### DIRECTIONS
Return a copy of each line that holds the string "Pullbacks".

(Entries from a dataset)
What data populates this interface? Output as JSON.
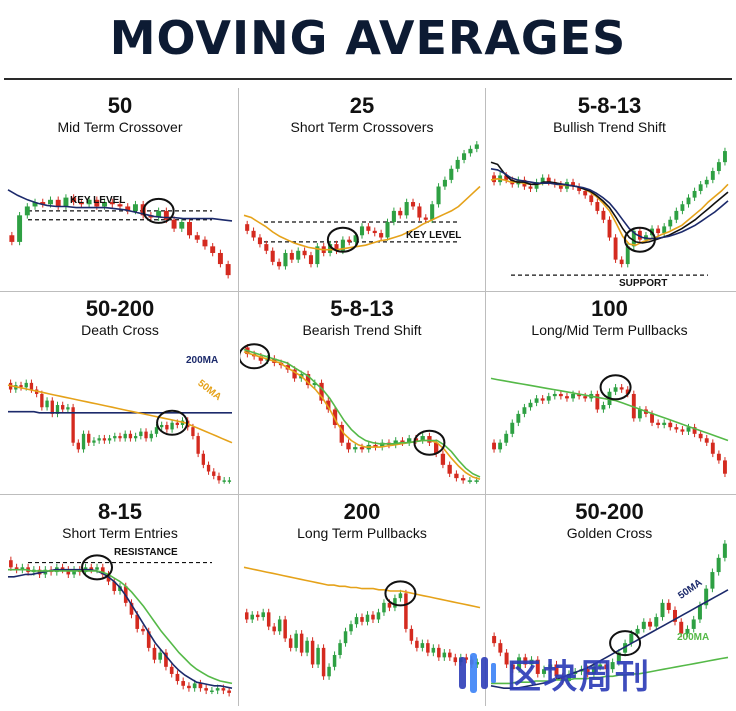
{
  "title": "MOVING AVERAGES",
  "colors": {
    "up": "#2ea043",
    "down": "#d42a1f",
    "ma_navy": "#1c2a6b",
    "ma_gold": "#e5a21a",
    "ma_green": "#55b948",
    "ma_black": "#111111",
    "title": "#0d1b33",
    "watermark": "#2e3db8"
  },
  "watermark": {
    "logo_icon": "blockchain-weekly-logo-icon",
    "text": "区块周刊"
  },
  "chart_data": [
    {
      "type": "candlestick",
      "title": "50",
      "subtitle": "Mid Term Crossover",
      "annotations": [
        "KEY LEVEL"
      ],
      "closes": [
        38,
        62,
        70,
        74,
        72,
        76,
        70,
        78,
        74,
        72,
        76,
        70,
        74,
        72,
        70,
        66,
        72,
        62,
        60,
        66,
        58,
        50,
        56,
        44,
        40,
        34,
        28,
        18,
        8
      ],
      "moving_averages": [
        {
          "color": "ma_navy",
          "values": [
            85,
            80,
            76,
            73,
            71,
            70,
            70,
            69,
            69,
            69,
            69,
            68,
            67,
            65,
            63,
            61,
            60,
            60,
            59,
            59,
            59,
            59,
            58,
            57
          ]
        }
      ],
      "circle_index": 19,
      "key_levels": [
        {
          "value": 66,
          "dashed": true
        },
        {
          "value": 58,
          "dashed": true
        }
      ]
    },
    {
      "type": "candlestick",
      "title": "25",
      "subtitle": "Short Term Crossovers",
      "annotations": [
        "KEY LEVEL"
      ],
      "closes": [
        48,
        42,
        36,
        30,
        20,
        16,
        28,
        22,
        30,
        26,
        18,
        34,
        28,
        36,
        30,
        40,
        38,
        44,
        52,
        48,
        46,
        42,
        56,
        66,
        62,
        74,
        70,
        60,
        58,
        72,
        88,
        94,
        104,
        112,
        118,
        122,
        126
      ],
      "moving_averages": [
        {
          "color": "ma_gold",
          "values": [
            62,
            60,
            56,
            52,
            47,
            43,
            40,
            37,
            35,
            33,
            32,
            31,
            31,
            31,
            32,
            33,
            34,
            35,
            37,
            39,
            40,
            42,
            44,
            47,
            50,
            54,
            57,
            60,
            63,
            66,
            70,
            76,
            82,
            88
          ]
        }
      ],
      "circle_index": 15,
      "key_levels": [
        {
          "value": 38,
          "dashed": true
        },
        {
          "value": 56,
          "dashed": true
        }
      ]
    },
    {
      "type": "candlestick",
      "title": "5-8-13",
      "subtitle": "Bullish Trend Shift",
      "annotations": [
        "SUPPORT"
      ],
      "closes": [
        92,
        98,
        94,
        90,
        94,
        88,
        86,
        92,
        96,
        92,
        90,
        86,
        92,
        88,
        84,
        80,
        74,
        66,
        58,
        42,
        22,
        18,
        34,
        48,
        40,
        44,
        50,
        46,
        52,
        58,
        66,
        72,
        78,
        84,
        90,
        94,
        102,
        110,
        120
      ],
      "moving_averages": [
        {
          "color": "ma_gold",
          "values": [
            94,
            95,
            94,
            92,
            92,
            91,
            90,
            90,
            91,
            91,
            90,
            89,
            89,
            88,
            86,
            83,
            79,
            73,
            66,
            55,
            43,
            36,
            35,
            38,
            40,
            42,
            45,
            47,
            50,
            53,
            58,
            63,
            68,
            74,
            79,
            84,
            90
          ]
        },
        {
          "color": "ma_black",
          "values": [
            110,
            108,
            100,
            94,
            92,
            92,
            90,
            90,
            92,
            92,
            91,
            90,
            89,
            88,
            86,
            84,
            80,
            75,
            69,
            60,
            50,
            42,
            38,
            37,
            38,
            40,
            42,
            44,
            47,
            50,
            54,
            58,
            63,
            68,
            73,
            78,
            83
          ]
        },
        {
          "color": "ma_navy",
          "values": [
            104,
            103,
            100,
            96,
            94,
            93,
            92,
            91,
            91,
            91,
            90,
            90,
            89,
            88,
            87,
            85,
            82,
            78,
            73,
            66,
            58,
            50,
            45,
            42,
            41,
            41,
            42,
            43,
            45,
            47,
            50,
            53,
            57,
            61,
            65,
            70,
            75
          ]
        }
      ],
      "circle_index": 24,
      "key_levels": [
        {
          "value": 8,
          "dashed": true
        }
      ]
    },
    {
      "type": "candlestick",
      "title": "50-200",
      "subtitle": "Death Cross",
      "annotations": [
        "200MA",
        "50MA"
      ],
      "closes": [
        88,
        92,
        90,
        94,
        88,
        84,
        72,
        78,
        66,
        74,
        70,
        72,
        40,
        34,
        48,
        40,
        42,
        44,
        42,
        44,
        46,
        44,
        48,
        44,
        46,
        50,
        44,
        48,
        54,
        56,
        52,
        58,
        56,
        60,
        54,
        46,
        30,
        20,
        14,
        10,
        6,
        6,
        6
      ],
      "moving_averages": [
        {
          "color": "ma_navy",
          "values": [
            68,
            68,
            68,
            68,
            68,
            68,
            67,
            67,
            67,
            67,
            67,
            67,
            67,
            67,
            67,
            67,
            67,
            67,
            67,
            67,
            67,
            67,
            67,
            67,
            67,
            67,
            67,
            67,
            67,
            67,
            67,
            67,
            67,
            67,
            67,
            67,
            67,
            67,
            67,
            67,
            67,
            67,
            67,
            67
          ]
        },
        {
          "color": "ma_gold",
          "values": [
            92,
            91,
            90,
            89,
            88,
            87,
            86,
            85,
            84,
            83,
            82,
            81,
            80,
            79,
            78,
            77,
            76,
            75,
            74,
            73,
            72,
            71,
            70,
            69,
            68,
            67,
            66,
            65,
            64,
            63,
            62,
            61,
            60,
            59,
            58,
            56,
            54,
            52,
            50,
            48,
            46,
            44,
            42,
            40
          ]
        }
      ],
      "circle_index": 31,
      "key_levels": []
    },
    {
      "type": "candlestick",
      "title": "5-8-13",
      "subtitle": "Bearish Trend Shift",
      "annotations": [],
      "closes": [
        120,
        118,
        114,
        116,
        112,
        110,
        106,
        98,
        102,
        92,
        94,
        78,
        70,
        56,
        40,
        34,
        36,
        34,
        38,
        36,
        40,
        38,
        42,
        40,
        44,
        42,
        46,
        40,
        30,
        20,
        12,
        8,
        6,
        6,
        6
      ],
      "moving_averages": [
        {
          "color": "ma_gold",
          "values": [
            122,
            120,
            118,
            116,
            114,
            112,
            108,
            104,
            100,
            94,
            88,
            80,
            70,
            58,
            48,
            42,
            38,
            36,
            36,
            36,
            37,
            38,
            39,
            40,
            41,
            42,
            42,
            40,
            34,
            26,
            19,
            13,
            9,
            7
          ]
        },
        {
          "color": "ma_green",
          "values": [
            124,
            122,
            120,
            118,
            116,
            114,
            112,
            108,
            104,
            100,
            94,
            88,
            80,
            70,
            60,
            52,
            46,
            42,
            40,
            39,
            39,
            39,
            40,
            40,
            41,
            42,
            42,
            42,
            38,
            32,
            24,
            17,
            12,
            9
          ]
        }
      ],
      "circle_index": 1,
      "circle_index_2": 27,
      "key_levels": []
    },
    {
      "type": "candlestick",
      "title": "100",
      "subtitle": "Long/Mid Term Pullbacks",
      "annotations": [],
      "closes": [
        34,
        40,
        48,
        58,
        66,
        72,
        76,
        80,
        78,
        82,
        84,
        82,
        80,
        84,
        82,
        80,
        84,
        70,
        74,
        86,
        90,
        88,
        84,
        62,
        70,
        66,
        58,
        56,
        58,
        54,
        52,
        50,
        54,
        48,
        44,
        40,
        30,
        24,
        12
      ],
      "moving_averages": [
        {
          "color": "ma_green",
          "values": [
            98,
            97,
            96,
            95,
            94,
            93,
            92,
            91,
            90,
            89,
            88,
            87,
            86,
            85,
            84,
            83,
            82,
            81,
            80,
            79,
            78,
            76,
            74,
            72,
            70,
            68,
            66,
            64,
            62,
            60,
            58,
            56,
            54,
            52,
            50,
            48,
            46,
            44,
            42
          ]
        }
      ],
      "circle_index": 20,
      "key_levels": []
    },
    {
      "type": "candlestick",
      "title": "8-15",
      "subtitle": "Short Term Entries",
      "annotations": [
        "RESISTANCE"
      ],
      "closes": [
        112,
        110,
        112,
        108,
        110,
        106,
        110,
        108,
        112,
        110,
        106,
        110,
        108,
        112,
        110,
        112,
        106,
        100,
        92,
        96,
        82,
        72,
        60,
        58,
        44,
        34,
        40,
        28,
        22,
        16,
        12,
        10,
        14,
        10,
        8,
        8,
        10,
        8,
        6
      ],
      "moving_averages": [
        {
          "color": "ma_navy",
          "values": [
            104,
            104,
            105,
            106,
            106,
            107,
            108,
            109,
            110,
            110,
            110,
            110,
            110,
            110,
            110,
            109,
            107,
            104,
            100,
            95,
            88,
            80,
            72,
            64,
            56,
            48,
            42,
            36,
            30,
            25,
            21,
            18,
            15,
            14,
            13,
            12,
            12,
            11,
            10
          ]
        },
        {
          "color": "ma_green",
          "values": [
            110,
            110,
            110,
            110,
            109,
            109,
            109,
            109,
            109,
            109,
            109,
            109,
            109,
            109,
            109,
            109,
            108,
            106,
            103,
            100,
            96,
            91,
            85,
            79,
            72,
            65,
            58,
            52,
            46,
            40,
            35,
            30,
            26,
            23,
            20,
            18,
            16,
            15,
            14
          ]
        }
      ],
      "circle_index": 15,
      "key_levels": [
        {
          "value": 116,
          "dashed": true
        }
      ]
    },
    {
      "type": "candlestick",
      "title": "200",
      "subtitle": "Long Term Pullbacks",
      "annotations": [],
      "closes": [
        68,
        72,
        70,
        74,
        62,
        58,
        68,
        52,
        44,
        56,
        40,
        50,
        30,
        44,
        20,
        28,
        38,
        48,
        58,
        64,
        70,
        66,
        72,
        68,
        74,
        82,
        78,
        86,
        90,
        60,
        50,
        44,
        48,
        40,
        44,
        36,
        40,
        36,
        32,
        36,
        34,
        30,
        32
      ],
      "moving_averages": [
        {
          "color": "ma_gold",
          "values": [
            112,
            111,
            110,
            109,
            108,
            107,
            106,
            105,
            104,
            103,
            102,
            101,
            100,
            99,
            98,
            97,
            97,
            96,
            96,
            95,
            95,
            94,
            94,
            94,
            93,
            93,
            92,
            92,
            92,
            91,
            90,
            89,
            88,
            87,
            86,
            85,
            84,
            83,
            82,
            81,
            80,
            79,
            78
          ]
        }
      ],
      "circle_index": 28,
      "key_levels": []
    },
    {
      "type": "candlestick",
      "title": "50-200",
      "subtitle": "Golden Cross",
      "annotations": [
        "50MA",
        "200MA"
      ],
      "closes": [
        48,
        40,
        30,
        26,
        36,
        30,
        34,
        22,
        26,
        30,
        20,
        16,
        22,
        24,
        26,
        22,
        28,
        30,
        26,
        32,
        40,
        48,
        56,
        60,
        66,
        62,
        70,
        82,
        76,
        66,
        56,
        60,
        68,
        80,
        94,
        108,
        120,
        132
      ],
      "moving_averages": [
        {
          "color": "ma_navy",
          "values": [
            12,
            11,
            10,
            10,
            10,
            11,
            12,
            13,
            14,
            15,
            17,
            19,
            21,
            23,
            25,
            27,
            30,
            33,
            36,
            39,
            42,
            45,
            48,
            51,
            54,
            57,
            60,
            63,
            66,
            69,
            72,
            75,
            78,
            81,
            84,
            87,
            90,
            93
          ]
        },
        {
          "color": "ma_green",
          "values": [
            14,
            14,
            14,
            14,
            15,
            15,
            15,
            16,
            16,
            16,
            17,
            17,
            17,
            18,
            18,
            18,
            19,
            19,
            20,
            20,
            21,
            21,
            22,
            22,
            23,
            24,
            25,
            26,
            27,
            28,
            29,
            30,
            31,
            32,
            33,
            34,
            35,
            36
          ]
        }
      ],
      "circle_index": 21,
      "key_levels": []
    }
  ]
}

### CORRECT RESPONSE
      "subtitle": "Long/Mid Term Pullbacks",
      "subtitle": "Long Term Pullbacks",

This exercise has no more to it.